What needs to be done - Make an exact transcription of the material, leaving out all images.

-- Start Records for this task --

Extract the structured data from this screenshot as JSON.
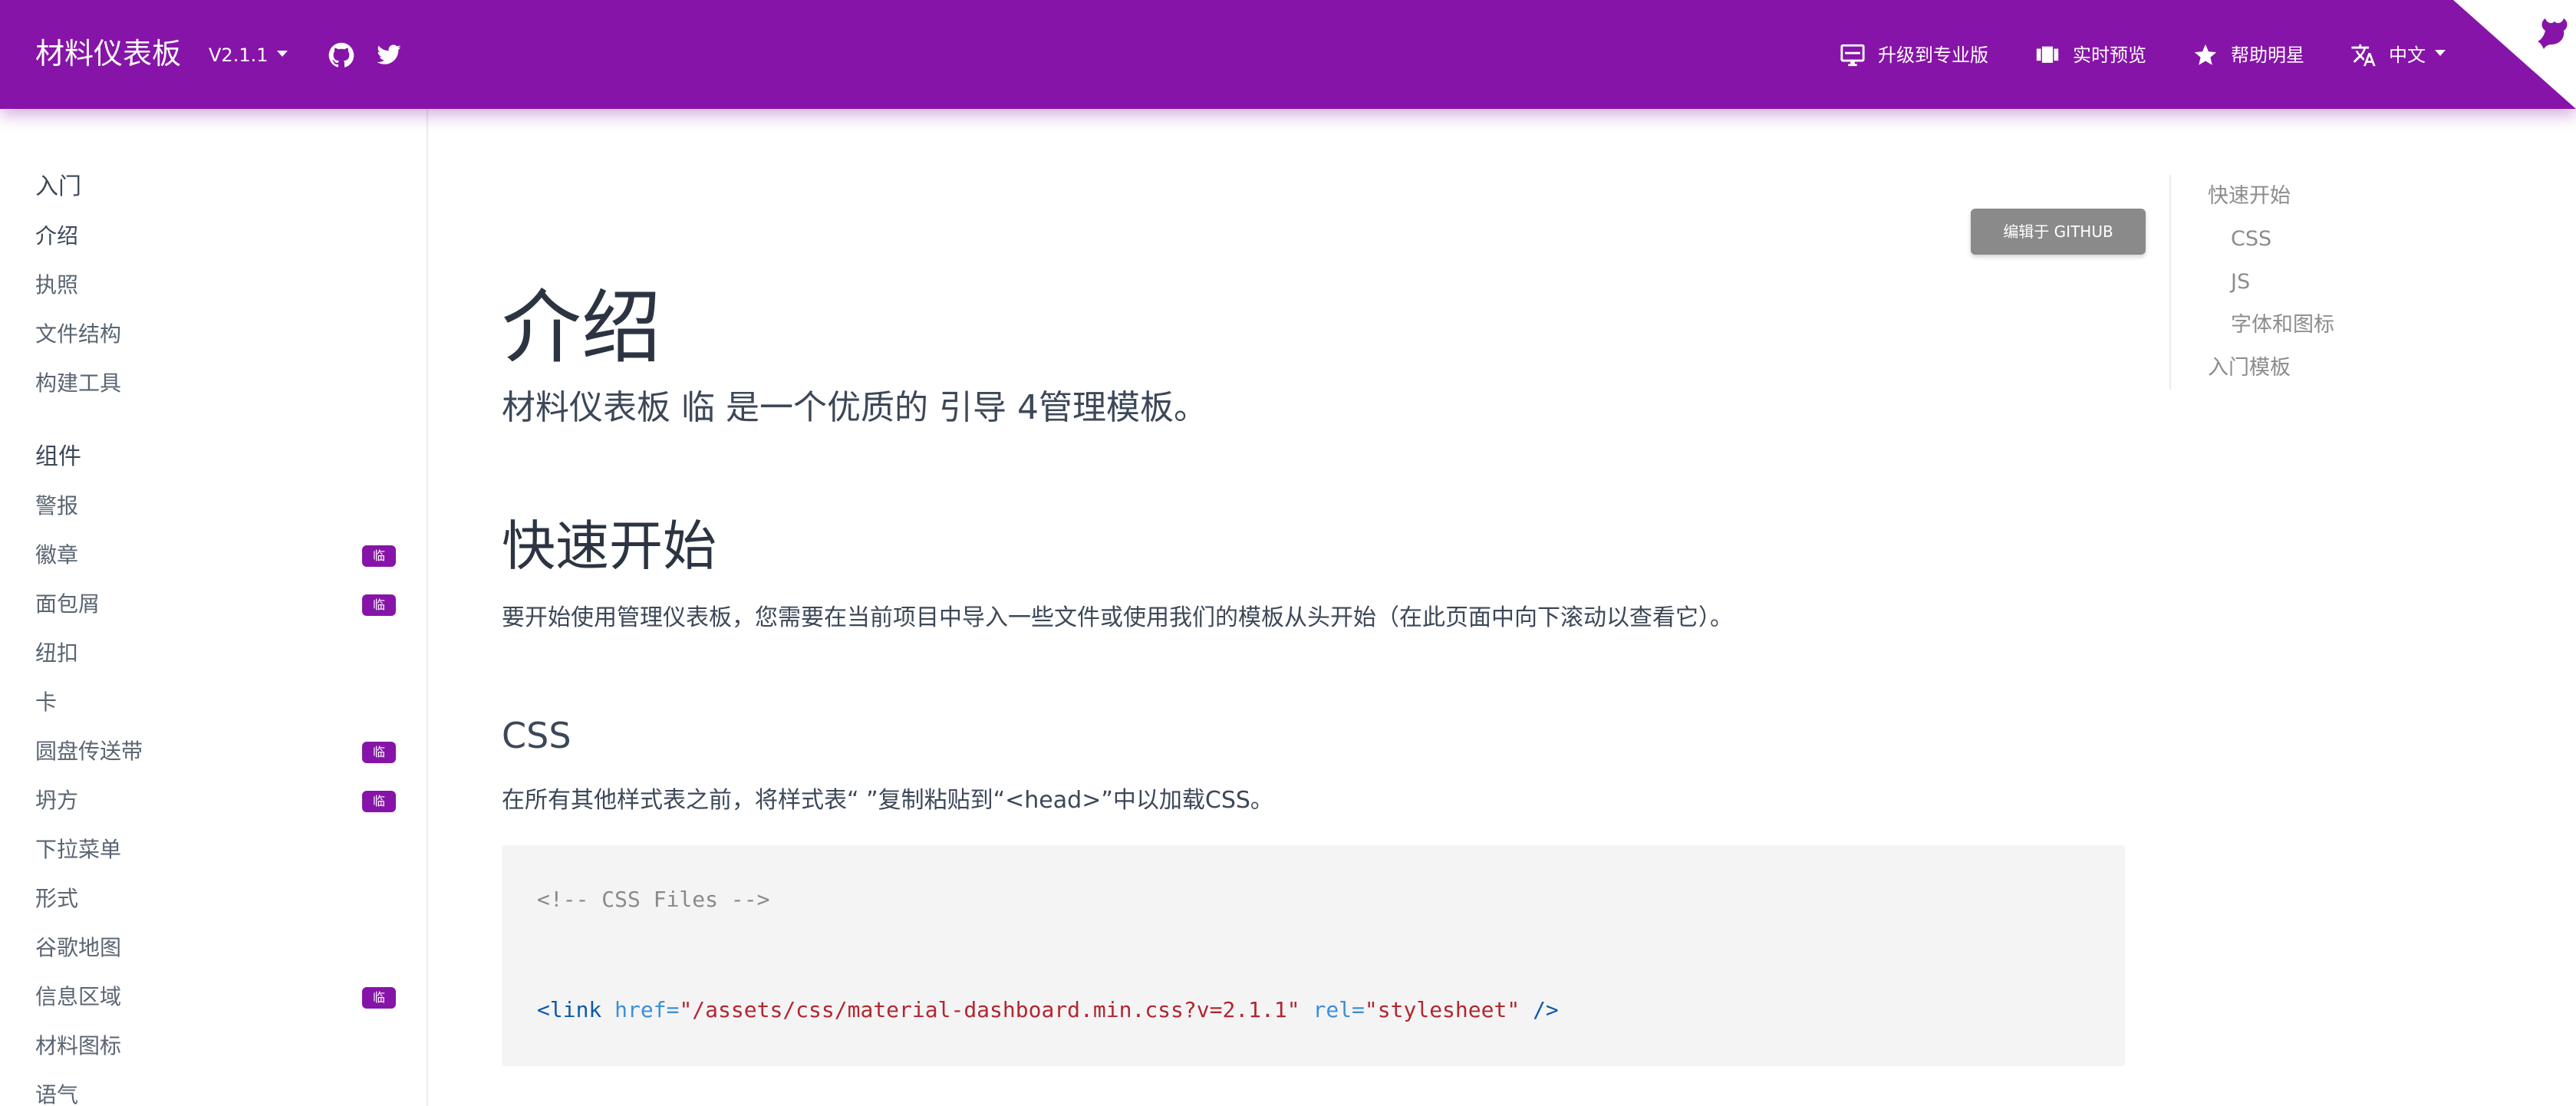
{
  "navbar": {
    "brand": "材料仪表板",
    "version": "V2.1.1",
    "links": [
      {
        "label": "升级到专业版",
        "icon": "monitor-icon"
      },
      {
        "label": "实时预览",
        "icon": "slides-icon"
      },
      {
        "label": "帮助明星",
        "icon": "star-icon"
      },
      {
        "label": "中文",
        "icon": "translate-icon"
      }
    ]
  },
  "sidebar": {
    "sections": [
      {
        "title": "入门",
        "items": [
          {
            "label": "介绍",
            "badge": ""
          },
          {
            "label": "执照",
            "badge": ""
          },
          {
            "label": "文件结构",
            "badge": ""
          },
          {
            "label": "构建工具",
            "badge": ""
          }
        ]
      },
      {
        "title": "组件",
        "items": [
          {
            "label": "警报",
            "badge": ""
          },
          {
            "label": "徽章",
            "badge": "临"
          },
          {
            "label": "面包屑",
            "badge": "临"
          },
          {
            "label": "纽扣",
            "badge": ""
          },
          {
            "label": "卡",
            "badge": ""
          },
          {
            "label": "圆盘传送带",
            "badge": "临"
          },
          {
            "label": "坍方",
            "badge": "临"
          },
          {
            "label": "下拉菜单",
            "badge": ""
          },
          {
            "label": "形式",
            "badge": ""
          },
          {
            "label": "谷歌地图",
            "badge": ""
          },
          {
            "label": "信息区域",
            "badge": "临"
          },
          {
            "label": "材料图标",
            "badge": ""
          },
          {
            "label": "语气",
            "badge": ""
          }
        ]
      }
    ]
  },
  "main": {
    "edit_button": "编辑于 GITHUB",
    "title": "介绍",
    "lead": "材料仪表板 临 是一个优质的 引导 4管理模板。",
    "quick_start_title": "快速开始",
    "quick_start_text": "要开始使用管理仪表板，您需要在当前项目中导入一些文件或使用我们的模板从头开始（在此页面中向下滚动以查看它）。",
    "css_title": "CSS",
    "css_text": "在所有其他样式表之前，将样式表“ ”复制粘贴到“<head>”中以加载CSS。",
    "code": {
      "comment": "<!-- CSS Files -->",
      "tag_open": "<link",
      "attr_href": "href=",
      "href_value": "\"/assets/css/material-dashboard.min.css?v=2.1.1\"",
      "attr_rel": "rel=",
      "rel_value": "\"stylesheet\"",
      "tag_close": "/>"
    }
  },
  "toc": {
    "items": [
      {
        "label": "快速开始",
        "level": 1
      },
      {
        "label": "CSS",
        "level": 2
      },
      {
        "label": "JS",
        "level": 2
      },
      {
        "label": "字体和图标",
        "level": 2
      },
      {
        "label": "入门模板",
        "level": 1
      }
    ]
  },
  "colors": {
    "primary": "#8714a8",
    "badge": "#8714a8",
    "edit_button": "#8a8a8a",
    "code_bg": "#f4f4f5"
  }
}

-- End Records for this task --

Completed exercise -
Extract the structured data from this screenshot as JSON.
{
  "navbar": {
    "brand": "材料仪表板",
    "version": "V2.1.1",
    "links": [
      {
        "label": "升级到专业版",
        "icon": "monitor-icon"
      },
      {
        "label": "实时预览",
        "icon": "slides-icon"
      },
      {
        "label": "帮助明星",
        "icon": "star-icon"
      },
      {
        "label": "中文",
        "icon": "translate-icon"
      }
    ]
  },
  "sidebar": {
    "sections": [
      {
        "title": "入门",
        "items": [
          {
            "label": "介绍",
            "badge": ""
          },
          {
            "label": "执照",
            "badge": ""
          },
          {
            "label": "文件结构",
            "badge": ""
          },
          {
            "label": "构建工具",
            "badge": ""
          }
        ]
      },
      {
        "title": "组件",
        "items": [
          {
            "label": "警报",
            "badge": ""
          },
          {
            "label": "徽章",
            "badge": "临"
          },
          {
            "label": "面包屑",
            "badge": "临"
          },
          {
            "label": "纽扣",
            "badge": ""
          },
          {
            "label": "卡",
            "badge": ""
          },
          {
            "label": "圆盘传送带",
            "badge": "临"
          },
          {
            "label": "坍方",
            "badge": "临"
          },
          {
            "label": "下拉菜单",
            "badge": ""
          },
          {
            "label": "形式",
            "badge": ""
          },
          {
            "label": "谷歌地图",
            "badge": ""
          },
          {
            "label": "信息区域",
            "badge": "临"
          },
          {
            "label": "材料图标",
            "badge": ""
          },
          {
            "label": "语气",
            "badge": ""
          }
        ]
      }
    ]
  },
  "main": {
    "edit_button": "编辑于 GITHUB",
    "title": "介绍",
    "lead": "材料仪表板 临 是一个优质的 引导 4管理模板。",
    "quick_start_title": "快速开始",
    "quick_start_text": "要开始使用管理仪表板，您需要在当前项目中导入一些文件或使用我们的模板从头开始（在此页面中向下滚动以查看它）。",
    "css_title": "CSS",
    "css_text": "在所有其他样式表之前，将样式表“ ”复制粘贴到“<head>”中以加载CSS。",
    "code": {
      "comment": "<!-- CSS Files -->",
      "tag_open": "<link",
      "attr_href": "href=",
      "href_value": "\"/assets/css/material-dashboard.min.css?v=2.1.1\"",
      "attr_rel": "rel=",
      "rel_value": "\"stylesheet\"",
      "tag_close": "/>"
    }
  },
  "toc": {
    "items": [
      {
        "label": "快速开始",
        "level": 1
      },
      {
        "label": "CSS",
        "level": 2
      },
      {
        "label": "JS",
        "level": 2
      },
      {
        "label": "字体和图标",
        "level": 2
      },
      {
        "label": "入门模板",
        "level": 1
      }
    ]
  },
  "colors": {
    "primary": "#8714a8",
    "badge": "#8714a8",
    "edit_button": "#8a8a8a",
    "code_bg": "#f4f4f5"
  }
}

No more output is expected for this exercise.